— TO DO —
Reproduce the following material exactly, including every line.
>> START MATERIAL
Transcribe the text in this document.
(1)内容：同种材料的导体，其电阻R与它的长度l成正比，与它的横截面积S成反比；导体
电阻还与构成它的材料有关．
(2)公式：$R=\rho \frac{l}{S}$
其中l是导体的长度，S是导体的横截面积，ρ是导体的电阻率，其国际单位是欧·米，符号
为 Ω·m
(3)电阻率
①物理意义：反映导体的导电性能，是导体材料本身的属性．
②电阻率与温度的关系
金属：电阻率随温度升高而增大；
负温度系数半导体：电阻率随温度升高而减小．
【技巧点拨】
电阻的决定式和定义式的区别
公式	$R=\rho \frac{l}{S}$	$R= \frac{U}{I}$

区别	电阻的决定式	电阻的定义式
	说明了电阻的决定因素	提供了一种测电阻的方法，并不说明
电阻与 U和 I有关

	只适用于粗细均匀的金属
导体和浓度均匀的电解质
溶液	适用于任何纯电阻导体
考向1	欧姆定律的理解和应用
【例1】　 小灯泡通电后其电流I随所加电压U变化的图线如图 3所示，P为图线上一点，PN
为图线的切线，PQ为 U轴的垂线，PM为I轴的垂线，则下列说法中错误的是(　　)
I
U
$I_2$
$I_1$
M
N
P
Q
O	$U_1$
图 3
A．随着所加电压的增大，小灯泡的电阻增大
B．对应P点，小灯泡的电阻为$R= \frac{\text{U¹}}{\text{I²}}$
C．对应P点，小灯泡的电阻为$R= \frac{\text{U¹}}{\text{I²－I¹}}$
>> END MATERIAL
— WRITTEN RESPONSE —
Transcribe the text in this document.
(1)内容：同种材料的导体，其电阻R与它的长度l成正比，与它的横截面积S成反比；导体
电阻还与构成它的材料有关．
(2)公式：$R=\rho \frac{l}{S}$
其中l是导体的长度，S是导体的横截面积，ρ是导体的电阻率，其国际单位是欧·米，符号
为 Ω·m
(3)电阻率
①物理意义：反映导体的导电性能，是导体材料本身的属性．
②电阻率与温度的关系
金属：电阻率随温度升高而增大；
负温度系数半导体：电阻率随温度升高而减小．
【技巧点拨】
电阻的决定式和定义式的区别
公式	$R=\rho \frac{l}{S}$	$R= \frac{U}{I}$

区别	电阻的决定式	电阻的定义式
	说明了电阻的决定因素	提供了一种测电阻的方法，并不说明
电阻与 U和 I有关

	只适用于粗细均匀的金属
导体和浓度均匀的电解质
溶液	适用于任何纯电阻导体
考向1	欧姆定律的理解和应用
【例1】　 小灯泡通电后其电流I随所加电压U变化的图线如图 3所示，P为图线上一点，PN
为图线的切线，PQ为 U轴的垂线，PM为I轴的垂线，则下列说法中错误的是(　　)
I
U
$I_2$
$I_1$
M
N
P
Q
O	$U_1$
图 3
A．随着所加电压的增大，小灯泡的电阻增大
B．对应P点，小灯泡的电阻为$R= \frac{\text{U¹}}{\text{I²}}$
C．对应P点，小灯泡的电阻为$R= \frac{\text{U¹}}{\text{I²－I¹}}$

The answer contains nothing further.